* **ROWS**:
================================

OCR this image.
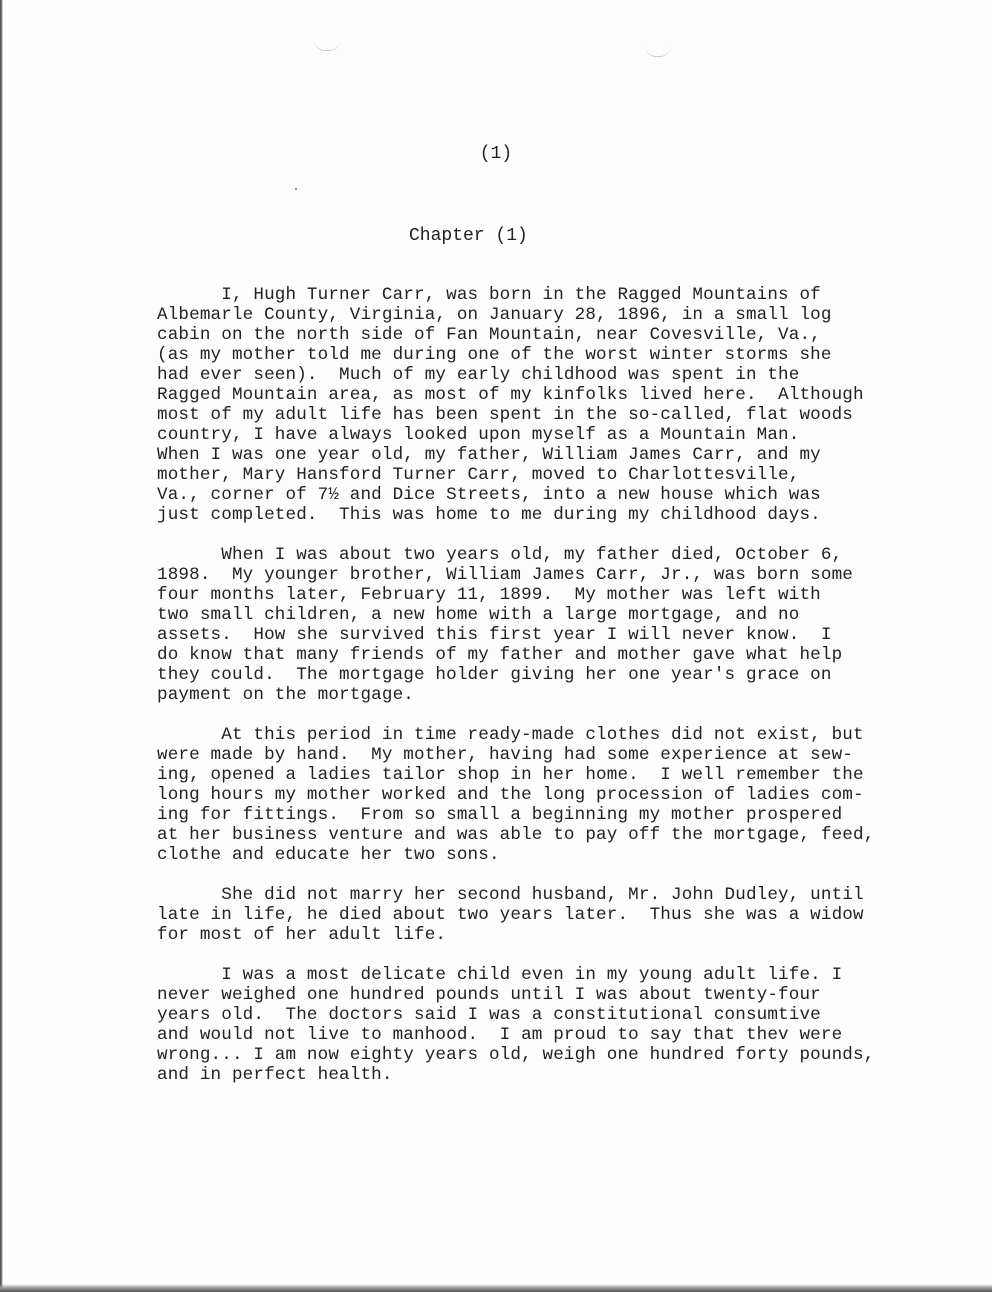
(1)
Chapter (1)
I, Hugh Turner Carr, was born in the Ragged Mountains of
Albemarle County, Virginia, on January 28, 1896, in a small log
cabin on the north side of Fan Mountain, near Covesville, Va.,
(as my mother told me during one of the worst winter storms she
had ever seen).  Much of my early childhood was spent in the
Ragged Mountain area, as most of my kinfolks lived here.  Although
most of my adult life has been spent in the so-called, flat woods
country, I have always looked upon myself as a Mountain Man.
When I was one year old, my father, William James Carr, and my
mother, Mary Hansford Turner Carr, moved to Charlottesville,
Va., corner of 7½ and Dice Streets, into a new house which was
just completed.  This was home to me during my childhood days.
When I was about two years old, my father died, October 6,
1898.  My younger brother, William James Carr, Jr., was born some
four months later, February 11, 1899.  My mother was left with
two small children, a new home with a large mortgage, and no
assets.  How she survived this first year I will never know.  I
do know that many friends of my father and mother gave what help
they could.  The mortgage holder giving her one year's grace on
payment on the mortgage.
At this period in time ready-made clothes did not exist, but
were made by hand.  My mother, having had some experience at sew-
ing, opened a ladies tailor shop in her home.  I well remember the
long hours my mother worked and the long procession of ladies com-
ing for fittings.  From so small a beginning my mother prospered
at her business venture and was able to pay off the mortgage, feed,
clothe and educate her two sons.
She did not marry her second husband, Mr. John Dudley, until
late in life, he died about two years later.  Thus she was a widow
for most of her adult life.
I was a most delicate child even in my young adult life. I
never weighed one hundred pounds until I was about twenty-four
years old.  The doctors said I was a constitutional consumtive
and would not live to manhood.  I am proud to say that thev were
wrong... I am now eighty years old, weigh one hundred forty pounds,
and in perfect health.
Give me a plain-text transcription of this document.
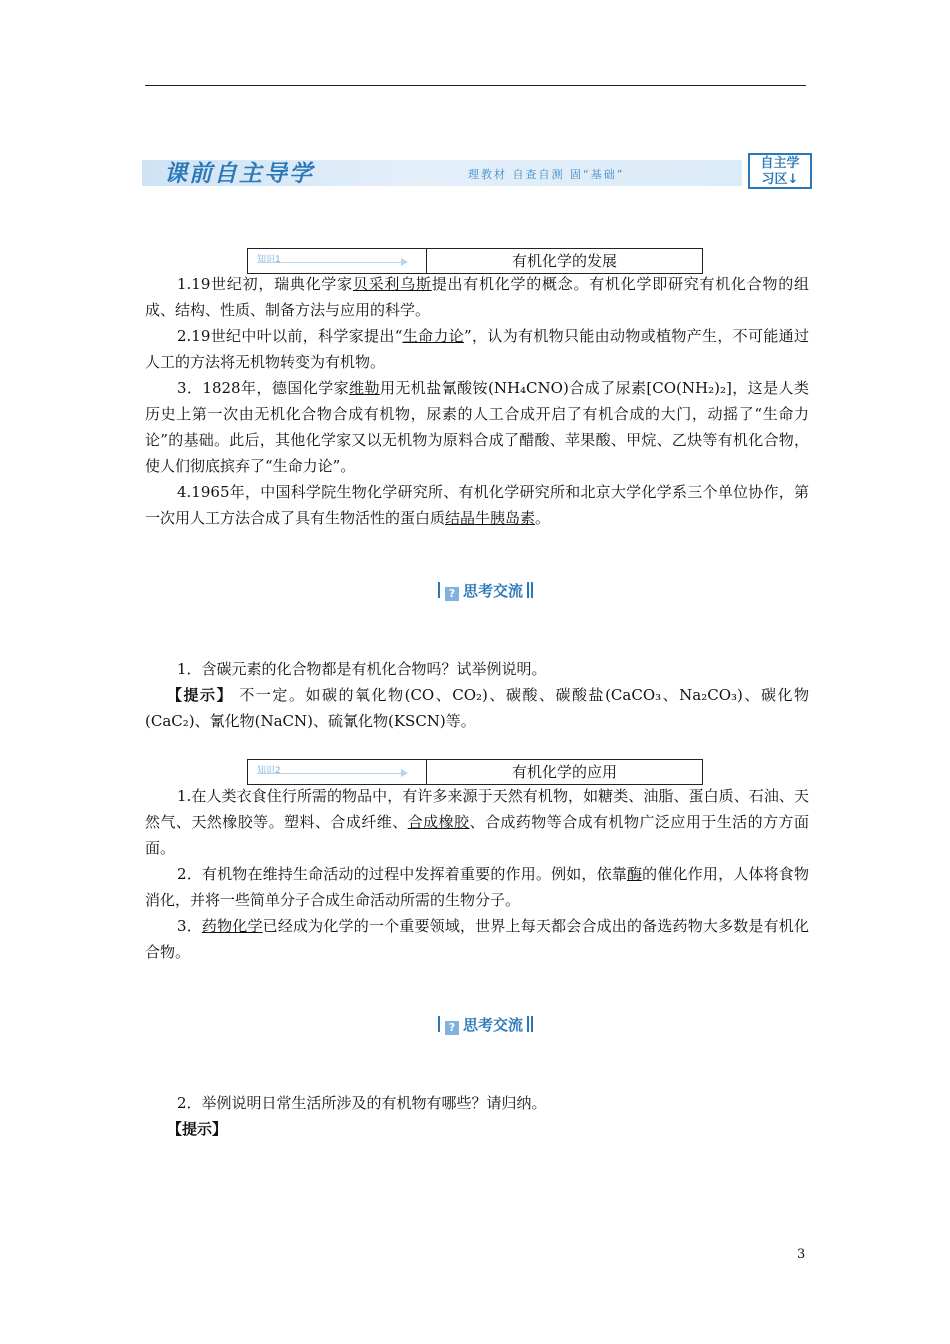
课前自主导学	理教材 自查自测 固“基础”
自主学
习区↓
知识1	有机化学的发展

1.19世纪初，瑞典化学家贝采利乌斯提出有机化学的概念。有机化学即研究有机化合物的组成、结构、性质、制备方法与应用的科学。

2.19世纪中叶以前，科学家提出“生命力论”，认为有机物只能由动物或植物产生，不可能通过人工的方法将无机物转变为有机物。

3．1828年，德国化学家维勒用无机盐氰酸铵(NH₄CNO)合成了尿素[CO(NH₂)₂]，这是人类历史上第一次由无机化合物合成有机物，尿素的人工合成开启了有机合成的大门，动摇了“生命力论”的基础。此后，其他化学家又以无机物为原料合成了醋酸、苹果酸、甲烷、乙炔等有机化合物，使人们彻底摈弃了“生命力论”。

4.1965年，中国科学院生物化学研究所、有机化学研究所和北京大学化学系三个单位协作，第一次用人工方法合成了具有生物活性的蛋白质结晶牛胰岛素。

? 思考交流

1．含碳元素的化合物都是有机化合物吗？试举例说明。

【提示】 不一定。如碳的氧化物(CO、CO₂)、碳酸、碳酸盐(CaCO₃、Na₂CO₃)、碳化物(CaC₂)、氰化物(NaCN)、硫氰化物(KSCN)等。

知识2	有机化学的应用

1.在人类衣食住行所需的物品中，有许多来源于天然有机物，如糖类、油脂、蛋白质、石油、天然气、天然橡胶等。塑料、合成纤维、合成橡胶、合成药物等合成有机物广泛应用于生活的方方面面。

2．有机物在维持生命活动的过程中发挥着重要的作用。例如，依靠酶的催化作用，人体将食物消化，并将一些简单分子合成生命活动所需的生物分子。

3．药物化学已经成为化学的一个重要领域，世界上每天都会合成出的备选药物大多数是有机化合物。

? 思考交流

2．举例说明日常生活所涉及的有机物有哪些？请归纳。

【提示】

3
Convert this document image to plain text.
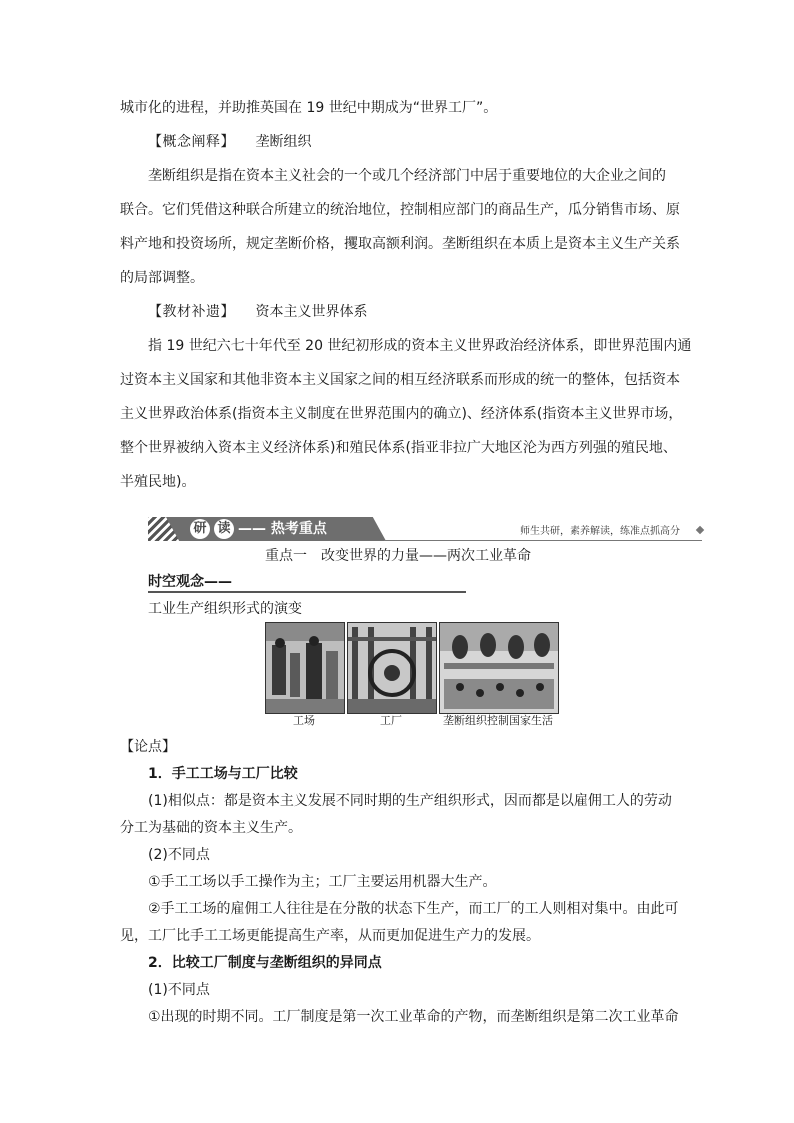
城市化的进程，并助推英国在 19 世纪中期成为“世界工厂”。
【概念阐释】 垄断组织
垄断组织是指在资本主义社会的一个或几个经济部门中居于重要地位的大企业之间的
联合。它们凭借这种联合所建立的统治地位，控制相应部门的商品生产，瓜分销售市场、原
料产地和投资场所，规定垄断价格，攫取高额利润。垄断组织在本质上是资本主义生产关系
的局部调整。
【教材补遗】 资本主义世界体系
指 19 世纪六七十年代至 20 世纪初形成的资本主义世界政治经济体系，即世界范围内通
过资本主义国家和其他非资本主义国家之间的相互经济联系而形成的统一的整体，包括资本
主义世界政治体系(指资本主义制度在世界范围内的确立)、经济体系(指资本主义世界市场，
整个世界被纳入资本主义经济体系)和殖民体系(指亚非拉广大地区沦为西方列强的殖民地、
半殖民地)。
研 读 —— 热考重点	师生共研，素养解读，练准点抓高分
重点一　改变世界的力量——两次工业革命
时空观念——
工业生产组织形式的演变
工场	工厂	垄断组织控制国家生活
【论点】
1．手工工场与工厂比较
(1)相似点：都是资本主义发展不同时期的生产组织形式，因而都是以雇佣工人的劳动
分工为基础的资本主义生产。
(2)不同点
①手工工场以手工操作为主；工厂主要运用机器大生产。
②手工工场的雇佣工人往往是在分散的状态下生产，而工厂的工人则相对集中。由此可
见，工厂比手工工场更能提高生产率，从而更加促进生产力的发展。
2．比较工厂制度与垄断组织的异同点
(1)不同点
①出现的时期不同。工厂制度是第一次工业革命的产物，而垄断组织是第二次工业革命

================================

* **TASK DIRECTIONS**: Give every record again exactly, apart from the pictures, which stay out.

* **SOLVED EXERCISE**:
OCR this image.
(1)
Chapter (1)
I, Hugh Turner Carr, was born in the Ragged Mountains of
Albemarle County, Virginia, on January 28, 1896, in a small log
cabin on the north side of Fan Mountain, near Covesville, Va.,
(as my mother told me during one of the worst winter storms she
had ever seen).  Much of my early childhood was spent in the
Ragged Mountain area, as most of my kinfolks lived here.  Although
most of my adult life has been spent in the so-called, flat woods
country, I have always looked upon myself as a Mountain Man.
When I was one year old, my father, William James Carr, and my
mother, Mary Hansford Turner Carr, moved to Charlottesville,
Va., corner of 7½ and Dice Streets, into a new house which was
just completed.  This was home to me during my childhood days.
When I was about two years old, my father died, October 6,
1898.  My younger brother, William James Carr, Jr., was born some
four months later, February 11, 1899.  My mother was left with
two small children, a new home with a large mortgage, and no
assets.  How she survived this first year I will never know.  I
do know that many friends of my father and mother gave what help
they could.  The mortgage holder giving her one year's grace on
payment on the mortgage.
At this period in time ready-made clothes did not exist, but
were made by hand.  My mother, having had some experience at sew-
ing, opened a ladies tailor shop in her home.  I well remember the
long hours my mother worked and the long procession of ladies com-
ing for fittings.  From so small a beginning my mother prospered
at her business venture and was able to pay off the mortgage, feed,
clothe and educate her two sons.
She did not marry her second husband, Mr. John Dudley, until
late in life, he died about two years later.  Thus she was a widow
for most of her adult life.
I was a most delicate child even in my young adult life. I
never weighed one hundred pounds until I was about twenty-four
years old.  The doctors said I was a constitutional consumtive
and would not live to manhood.  I am proud to say that thev were
wrong... I am now eighty years old, weigh one hundred forty pounds,
and in perfect health.
Give me a plain-text transcription of this document.
课前自主导学	理教材 自查自测 固“基础”
自主学
习区↓
知识1	有机化学的发展

1.19世纪初，瑞典化学家贝采利乌斯提出有机化学的概念。有机化学即研究有机化合物的组成、结构、性质、制备方法与应用的科学。

2.19世纪中叶以前，科学家提出“生命力论”，认为有机物只能由动物或植物产生，不可能通过人工的方法将无机物转变为有机物。

3．1828年，德国化学家维勒用无机盐氰酸铵(NH₄CNO)合成了尿素[CO(NH₂)₂]，这是人类历史上第一次由无机化合物合成有机物，尿素的人工合成开启了有机合成的大门，动摇了“生命力论”的基础。此后，其他化学家又以无机物为原料合成了醋酸、苹果酸、甲烷、乙炔等有机化合物，使人们彻底摈弃了“生命力论”。

4.1965年，中国科学院生物化学研究所、有机化学研究所和北京大学化学系三个单位协作，第一次用人工方法合成了具有生物活性的蛋白质结晶牛胰岛素。

? 思考交流

1．含碳元素的化合物都是有机化合物吗？试举例说明。

【提示】 不一定。如碳的氧化物(CO、CO₂)、碳酸、碳酸盐(CaCO₃、Na₂CO₃)、碳化物(CaC₂)、氰化物(NaCN)、硫氰化物(KSCN)等。

知识2	有机化学的应用

1.在人类衣食住行所需的物品中，有许多来源于天然有机物，如糖类、油脂、蛋白质、石油、天然气、天然橡胶等。塑料、合成纤维、合成橡胶、合成药物等合成有机物广泛应用于生活的方方面面。

2．有机物在维持生命活动的过程中发挥着重要的作用。例如，依靠酶的催化作用，人体将食物消化，并将一些简单分子合成生命活动所需的生物分子。

3．药物化学已经成为化学的一个重要领域，世界上每天都会合成出的备选药物大多数是有机化合物。

? 思考交流

2．举例说明日常生活所涉及的有机物有哪些？请归纳。

【提示】

3
Convert this document image to plain text.
城市化的进程，并助推英国在 19 世纪中期成为“世界工厂”。
【概念阐释】 垄断组织
垄断组织是指在资本主义社会的一个或几个经济部门中居于重要地位的大企业之间的
联合。它们凭借这种联合所建立的统治地位，控制相应部门的商品生产，瓜分销售市场、原
料产地和投资场所，规定垄断价格，攫取高额利润。垄断组织在本质上是资本主义生产关系
的局部调整。
【教材补遗】 资本主义世界体系
指 19 世纪六七十年代至 20 世纪初形成的资本主义世界政治经济体系，即世界范围内通
过资本主义国家和其他非资本主义国家之间的相互经济联系而形成的统一的整体，包括资本
主义世界政治体系(指资本主义制度在世界范围内的确立)、经济体系(指资本主义世界市场，
整个世界被纳入资本主义经济体系)和殖民体系(指亚非拉广大地区沦为西方列强的殖民地、
半殖民地)。
研 读 —— 热考重点	师生共研，素养解读，练准点抓高分
重点一　改变世界的力量——两次工业革命
时空观念——
工业生产组织形式的演变
工场	工厂	垄断组织控制国家生活
【论点】
1．手工工场与工厂比较
(1)相似点：都是资本主义发展不同时期的生产组织形式，因而都是以雇佣工人的劳动
分工为基础的资本主义生产。
(2)不同点
①手工工场以手工操作为主；工厂主要运用机器大生产。
②手工工场的雇佣工人往往是在分散的状态下生产，而工厂的工人则相对集中。由此可
见，工厂比手工工场更能提高生产率，从而更加促进生产力的发展。
2．比较工厂制度与垄断组织的异同点
(1)不同点
①出现的时期不同。工厂制度是第一次工业革命的产物，而垄断组织是第二次工业革命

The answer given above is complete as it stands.